Items from a dataset →
------------------------------------------------------------------------

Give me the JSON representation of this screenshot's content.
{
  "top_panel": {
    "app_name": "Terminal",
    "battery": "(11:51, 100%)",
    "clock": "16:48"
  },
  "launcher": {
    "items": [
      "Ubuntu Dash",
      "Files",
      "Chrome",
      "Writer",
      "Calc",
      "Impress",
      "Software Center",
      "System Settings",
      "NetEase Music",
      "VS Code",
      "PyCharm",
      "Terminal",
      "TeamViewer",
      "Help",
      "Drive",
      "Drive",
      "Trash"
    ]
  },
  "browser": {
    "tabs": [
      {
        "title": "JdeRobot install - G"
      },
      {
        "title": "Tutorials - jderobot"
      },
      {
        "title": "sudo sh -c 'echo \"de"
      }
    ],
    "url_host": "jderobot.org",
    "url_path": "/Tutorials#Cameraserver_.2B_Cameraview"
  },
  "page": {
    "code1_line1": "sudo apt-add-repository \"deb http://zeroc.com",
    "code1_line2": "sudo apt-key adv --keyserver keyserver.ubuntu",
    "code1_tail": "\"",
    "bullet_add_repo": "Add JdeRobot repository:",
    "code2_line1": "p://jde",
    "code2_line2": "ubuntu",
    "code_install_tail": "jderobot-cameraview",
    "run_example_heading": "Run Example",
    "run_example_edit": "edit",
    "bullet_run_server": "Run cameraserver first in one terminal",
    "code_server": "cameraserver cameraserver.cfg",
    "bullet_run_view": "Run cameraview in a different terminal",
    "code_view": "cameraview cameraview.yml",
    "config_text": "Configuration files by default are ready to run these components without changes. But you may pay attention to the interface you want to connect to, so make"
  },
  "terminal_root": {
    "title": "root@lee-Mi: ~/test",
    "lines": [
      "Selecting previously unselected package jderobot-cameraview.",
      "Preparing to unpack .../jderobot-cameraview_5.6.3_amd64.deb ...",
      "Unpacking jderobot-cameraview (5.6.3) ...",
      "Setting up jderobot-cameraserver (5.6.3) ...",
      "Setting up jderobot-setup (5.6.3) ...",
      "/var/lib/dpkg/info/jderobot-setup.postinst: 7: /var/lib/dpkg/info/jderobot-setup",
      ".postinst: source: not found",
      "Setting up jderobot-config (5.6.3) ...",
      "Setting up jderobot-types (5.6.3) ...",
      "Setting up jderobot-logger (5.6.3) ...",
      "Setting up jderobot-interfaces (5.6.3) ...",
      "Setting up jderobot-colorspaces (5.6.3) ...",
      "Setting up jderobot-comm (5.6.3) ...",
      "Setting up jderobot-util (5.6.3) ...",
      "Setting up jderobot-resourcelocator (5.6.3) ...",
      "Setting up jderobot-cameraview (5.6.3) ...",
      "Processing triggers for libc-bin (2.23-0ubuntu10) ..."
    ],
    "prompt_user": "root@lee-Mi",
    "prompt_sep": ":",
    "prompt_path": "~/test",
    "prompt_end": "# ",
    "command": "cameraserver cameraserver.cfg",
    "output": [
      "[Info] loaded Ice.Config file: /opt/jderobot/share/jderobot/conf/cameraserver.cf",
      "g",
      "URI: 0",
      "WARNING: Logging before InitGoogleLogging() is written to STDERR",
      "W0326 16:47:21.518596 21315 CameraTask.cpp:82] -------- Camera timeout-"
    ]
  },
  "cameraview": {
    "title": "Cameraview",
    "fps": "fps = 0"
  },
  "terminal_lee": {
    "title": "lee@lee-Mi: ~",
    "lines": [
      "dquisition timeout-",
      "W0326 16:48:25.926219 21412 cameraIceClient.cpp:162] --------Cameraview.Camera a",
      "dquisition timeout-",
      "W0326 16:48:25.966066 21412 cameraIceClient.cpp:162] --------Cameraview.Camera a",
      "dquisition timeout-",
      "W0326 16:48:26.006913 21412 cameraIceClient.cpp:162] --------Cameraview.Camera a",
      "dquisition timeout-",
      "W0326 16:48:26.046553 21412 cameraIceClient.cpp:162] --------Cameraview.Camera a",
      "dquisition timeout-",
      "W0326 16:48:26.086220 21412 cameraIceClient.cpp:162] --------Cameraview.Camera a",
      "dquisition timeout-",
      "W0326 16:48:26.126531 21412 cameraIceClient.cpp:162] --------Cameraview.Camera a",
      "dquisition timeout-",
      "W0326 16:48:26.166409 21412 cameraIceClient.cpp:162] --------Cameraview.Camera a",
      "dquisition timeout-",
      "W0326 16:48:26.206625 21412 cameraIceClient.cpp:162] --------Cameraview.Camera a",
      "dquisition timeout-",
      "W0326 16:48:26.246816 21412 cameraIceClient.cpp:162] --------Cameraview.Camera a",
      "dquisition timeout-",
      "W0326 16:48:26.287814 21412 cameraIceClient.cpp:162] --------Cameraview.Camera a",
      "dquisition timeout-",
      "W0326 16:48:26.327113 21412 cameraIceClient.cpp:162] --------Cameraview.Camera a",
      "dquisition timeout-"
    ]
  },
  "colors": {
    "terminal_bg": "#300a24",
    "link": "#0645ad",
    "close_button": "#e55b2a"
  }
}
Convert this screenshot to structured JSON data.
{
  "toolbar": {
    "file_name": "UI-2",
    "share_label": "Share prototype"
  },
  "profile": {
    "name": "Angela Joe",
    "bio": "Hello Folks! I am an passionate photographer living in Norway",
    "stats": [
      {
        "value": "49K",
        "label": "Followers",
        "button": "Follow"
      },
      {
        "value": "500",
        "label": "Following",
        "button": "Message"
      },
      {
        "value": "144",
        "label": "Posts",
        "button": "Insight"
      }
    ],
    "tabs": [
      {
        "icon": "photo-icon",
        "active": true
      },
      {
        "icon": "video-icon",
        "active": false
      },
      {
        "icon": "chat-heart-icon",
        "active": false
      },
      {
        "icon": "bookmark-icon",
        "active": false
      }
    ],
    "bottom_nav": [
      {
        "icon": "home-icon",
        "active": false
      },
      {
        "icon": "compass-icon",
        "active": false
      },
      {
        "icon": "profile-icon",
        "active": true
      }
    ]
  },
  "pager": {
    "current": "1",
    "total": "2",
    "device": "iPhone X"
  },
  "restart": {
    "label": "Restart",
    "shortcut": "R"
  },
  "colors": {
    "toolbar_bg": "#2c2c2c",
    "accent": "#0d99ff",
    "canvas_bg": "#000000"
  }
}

------------------------------------------------------------------------

SHORT PROBLEM → In the records above, how many lines contain the word "icon"? Give the number alone.

THE OUTPUT → 7